[START OF MATERIAL FOR THE TASK]

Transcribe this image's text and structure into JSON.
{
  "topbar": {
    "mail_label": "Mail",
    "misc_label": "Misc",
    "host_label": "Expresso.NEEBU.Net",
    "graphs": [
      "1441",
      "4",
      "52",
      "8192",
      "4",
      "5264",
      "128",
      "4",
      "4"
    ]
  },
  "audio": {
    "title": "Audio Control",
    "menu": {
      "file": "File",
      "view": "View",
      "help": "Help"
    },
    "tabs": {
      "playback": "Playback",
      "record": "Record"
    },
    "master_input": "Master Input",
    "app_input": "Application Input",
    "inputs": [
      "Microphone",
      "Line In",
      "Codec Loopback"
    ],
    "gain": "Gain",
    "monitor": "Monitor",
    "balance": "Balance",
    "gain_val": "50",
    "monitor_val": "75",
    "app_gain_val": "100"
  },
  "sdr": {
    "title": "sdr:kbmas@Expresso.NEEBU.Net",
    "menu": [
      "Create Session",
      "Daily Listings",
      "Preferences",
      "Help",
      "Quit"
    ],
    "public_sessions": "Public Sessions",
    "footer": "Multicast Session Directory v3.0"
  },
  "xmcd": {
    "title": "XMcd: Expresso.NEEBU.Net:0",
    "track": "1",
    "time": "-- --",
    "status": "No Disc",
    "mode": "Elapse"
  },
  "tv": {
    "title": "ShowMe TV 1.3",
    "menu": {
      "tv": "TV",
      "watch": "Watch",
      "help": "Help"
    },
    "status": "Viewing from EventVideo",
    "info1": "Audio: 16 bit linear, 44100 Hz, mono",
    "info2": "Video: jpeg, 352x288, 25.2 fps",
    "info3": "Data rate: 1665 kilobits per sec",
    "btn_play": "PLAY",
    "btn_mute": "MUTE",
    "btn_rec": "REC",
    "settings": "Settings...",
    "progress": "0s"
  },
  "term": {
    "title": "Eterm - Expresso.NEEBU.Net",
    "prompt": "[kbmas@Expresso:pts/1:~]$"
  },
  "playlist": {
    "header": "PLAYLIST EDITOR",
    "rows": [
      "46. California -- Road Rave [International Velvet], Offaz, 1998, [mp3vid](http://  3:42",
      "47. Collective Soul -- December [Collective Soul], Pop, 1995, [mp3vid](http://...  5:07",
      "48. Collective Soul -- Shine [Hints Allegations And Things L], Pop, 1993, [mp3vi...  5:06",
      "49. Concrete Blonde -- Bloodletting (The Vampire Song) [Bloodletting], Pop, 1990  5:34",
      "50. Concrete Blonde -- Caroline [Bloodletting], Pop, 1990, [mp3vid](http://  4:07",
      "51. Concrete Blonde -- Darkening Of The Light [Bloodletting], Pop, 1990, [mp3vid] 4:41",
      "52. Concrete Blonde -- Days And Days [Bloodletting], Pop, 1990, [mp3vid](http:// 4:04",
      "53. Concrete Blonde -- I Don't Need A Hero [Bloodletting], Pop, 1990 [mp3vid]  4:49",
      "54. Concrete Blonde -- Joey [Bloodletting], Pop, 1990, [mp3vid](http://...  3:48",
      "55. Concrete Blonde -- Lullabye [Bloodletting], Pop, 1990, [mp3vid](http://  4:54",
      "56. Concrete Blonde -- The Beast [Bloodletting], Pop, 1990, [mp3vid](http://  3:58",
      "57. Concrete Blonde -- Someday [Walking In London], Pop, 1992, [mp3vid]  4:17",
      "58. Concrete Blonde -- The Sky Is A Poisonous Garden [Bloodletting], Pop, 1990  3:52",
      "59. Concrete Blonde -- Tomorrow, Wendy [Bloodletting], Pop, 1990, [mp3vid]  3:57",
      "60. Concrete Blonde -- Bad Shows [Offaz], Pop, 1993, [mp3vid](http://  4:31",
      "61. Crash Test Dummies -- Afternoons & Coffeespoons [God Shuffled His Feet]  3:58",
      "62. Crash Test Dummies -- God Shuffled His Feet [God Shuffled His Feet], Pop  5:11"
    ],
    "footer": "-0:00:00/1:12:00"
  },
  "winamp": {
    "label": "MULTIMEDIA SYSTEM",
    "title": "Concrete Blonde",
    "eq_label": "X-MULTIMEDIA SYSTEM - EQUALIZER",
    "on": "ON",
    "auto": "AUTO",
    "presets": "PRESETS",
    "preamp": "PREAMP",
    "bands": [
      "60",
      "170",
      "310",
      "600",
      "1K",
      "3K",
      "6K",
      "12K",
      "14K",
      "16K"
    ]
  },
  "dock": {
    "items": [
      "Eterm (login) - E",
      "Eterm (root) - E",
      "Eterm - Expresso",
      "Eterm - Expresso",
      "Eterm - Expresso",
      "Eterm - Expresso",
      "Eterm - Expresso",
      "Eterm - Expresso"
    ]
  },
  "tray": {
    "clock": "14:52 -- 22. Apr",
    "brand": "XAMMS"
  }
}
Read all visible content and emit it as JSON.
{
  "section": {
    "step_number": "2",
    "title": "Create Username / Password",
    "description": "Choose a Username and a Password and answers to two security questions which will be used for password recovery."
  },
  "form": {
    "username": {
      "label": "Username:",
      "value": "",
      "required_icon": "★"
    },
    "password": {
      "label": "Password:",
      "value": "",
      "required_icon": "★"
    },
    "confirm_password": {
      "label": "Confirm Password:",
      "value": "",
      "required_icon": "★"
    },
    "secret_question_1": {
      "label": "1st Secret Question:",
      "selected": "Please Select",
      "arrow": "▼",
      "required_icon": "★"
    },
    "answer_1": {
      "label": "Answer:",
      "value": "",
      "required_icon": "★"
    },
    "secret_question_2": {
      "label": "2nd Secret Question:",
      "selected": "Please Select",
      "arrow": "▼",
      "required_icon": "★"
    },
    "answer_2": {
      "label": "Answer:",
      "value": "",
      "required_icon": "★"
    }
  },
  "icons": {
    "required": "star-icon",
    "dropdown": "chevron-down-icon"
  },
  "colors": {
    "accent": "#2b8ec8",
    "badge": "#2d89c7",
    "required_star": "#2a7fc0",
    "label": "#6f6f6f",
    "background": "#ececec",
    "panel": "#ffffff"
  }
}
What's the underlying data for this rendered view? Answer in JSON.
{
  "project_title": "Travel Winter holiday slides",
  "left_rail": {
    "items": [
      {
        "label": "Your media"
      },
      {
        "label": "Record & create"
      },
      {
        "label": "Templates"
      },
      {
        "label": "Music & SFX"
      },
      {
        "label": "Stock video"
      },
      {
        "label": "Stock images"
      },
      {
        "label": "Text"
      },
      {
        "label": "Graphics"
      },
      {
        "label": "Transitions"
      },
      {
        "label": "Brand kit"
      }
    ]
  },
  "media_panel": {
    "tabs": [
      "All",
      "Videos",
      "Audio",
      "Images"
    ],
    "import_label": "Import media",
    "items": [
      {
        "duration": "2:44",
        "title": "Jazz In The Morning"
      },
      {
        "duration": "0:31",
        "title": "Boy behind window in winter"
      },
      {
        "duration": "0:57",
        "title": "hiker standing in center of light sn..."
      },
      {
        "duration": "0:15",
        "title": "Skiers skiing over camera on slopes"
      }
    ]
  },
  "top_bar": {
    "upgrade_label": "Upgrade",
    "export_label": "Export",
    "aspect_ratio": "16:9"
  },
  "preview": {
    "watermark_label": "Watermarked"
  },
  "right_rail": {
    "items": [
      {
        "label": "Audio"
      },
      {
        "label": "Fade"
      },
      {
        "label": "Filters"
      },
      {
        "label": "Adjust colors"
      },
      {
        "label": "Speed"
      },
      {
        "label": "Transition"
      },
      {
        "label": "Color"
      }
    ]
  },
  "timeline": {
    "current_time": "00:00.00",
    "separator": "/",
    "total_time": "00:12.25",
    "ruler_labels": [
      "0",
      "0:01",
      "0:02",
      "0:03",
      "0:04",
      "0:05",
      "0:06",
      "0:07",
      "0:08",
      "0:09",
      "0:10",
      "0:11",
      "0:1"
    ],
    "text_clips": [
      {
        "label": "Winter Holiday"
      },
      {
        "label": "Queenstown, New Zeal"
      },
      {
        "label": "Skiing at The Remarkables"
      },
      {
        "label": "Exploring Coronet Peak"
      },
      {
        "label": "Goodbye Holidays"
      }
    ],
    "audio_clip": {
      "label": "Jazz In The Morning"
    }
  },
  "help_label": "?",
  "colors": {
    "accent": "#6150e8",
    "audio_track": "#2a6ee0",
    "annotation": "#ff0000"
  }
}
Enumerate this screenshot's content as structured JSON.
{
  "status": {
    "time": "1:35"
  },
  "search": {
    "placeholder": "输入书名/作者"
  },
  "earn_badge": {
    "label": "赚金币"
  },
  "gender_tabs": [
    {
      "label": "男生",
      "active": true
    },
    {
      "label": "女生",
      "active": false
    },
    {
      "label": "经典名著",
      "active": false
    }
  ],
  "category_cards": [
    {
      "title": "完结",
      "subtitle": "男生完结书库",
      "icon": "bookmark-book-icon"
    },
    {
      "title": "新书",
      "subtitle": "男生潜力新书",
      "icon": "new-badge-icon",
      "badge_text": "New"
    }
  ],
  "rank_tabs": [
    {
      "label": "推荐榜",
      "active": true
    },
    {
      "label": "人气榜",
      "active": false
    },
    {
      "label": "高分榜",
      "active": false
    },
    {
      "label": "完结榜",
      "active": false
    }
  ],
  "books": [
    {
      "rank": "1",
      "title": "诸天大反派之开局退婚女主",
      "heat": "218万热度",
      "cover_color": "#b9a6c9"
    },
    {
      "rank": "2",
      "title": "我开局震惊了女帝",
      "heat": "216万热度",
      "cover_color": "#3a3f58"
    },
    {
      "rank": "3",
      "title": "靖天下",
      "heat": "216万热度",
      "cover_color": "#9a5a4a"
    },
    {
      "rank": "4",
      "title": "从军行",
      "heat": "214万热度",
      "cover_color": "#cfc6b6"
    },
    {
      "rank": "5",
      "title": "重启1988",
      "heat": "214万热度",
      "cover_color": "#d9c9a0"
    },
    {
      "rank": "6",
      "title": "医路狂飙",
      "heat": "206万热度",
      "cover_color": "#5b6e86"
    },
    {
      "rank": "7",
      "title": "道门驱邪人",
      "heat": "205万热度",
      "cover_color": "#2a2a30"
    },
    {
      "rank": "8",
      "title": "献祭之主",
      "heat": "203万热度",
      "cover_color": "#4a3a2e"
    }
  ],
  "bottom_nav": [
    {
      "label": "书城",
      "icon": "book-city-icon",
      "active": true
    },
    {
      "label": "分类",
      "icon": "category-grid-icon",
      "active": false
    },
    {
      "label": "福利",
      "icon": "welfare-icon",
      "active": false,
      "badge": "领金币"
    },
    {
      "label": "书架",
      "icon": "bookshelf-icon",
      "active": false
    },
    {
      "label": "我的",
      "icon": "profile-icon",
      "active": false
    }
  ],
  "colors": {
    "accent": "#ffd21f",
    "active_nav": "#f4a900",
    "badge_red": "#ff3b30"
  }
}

[END OF MATERIAL FOR THE TASK]

YOUR TASK → Gather each line from the listing above that holds "Dummies".

RESULT OF THIS EXERCISE →
      "61. Crash Test Dummies -- Afternoons & Coffeespoons [God Shuffled His Feet]  3:58",
      "62. Crash Test Dummies -- God Shuffled His Feet [God Shuffled His Feet], Pop  5:11"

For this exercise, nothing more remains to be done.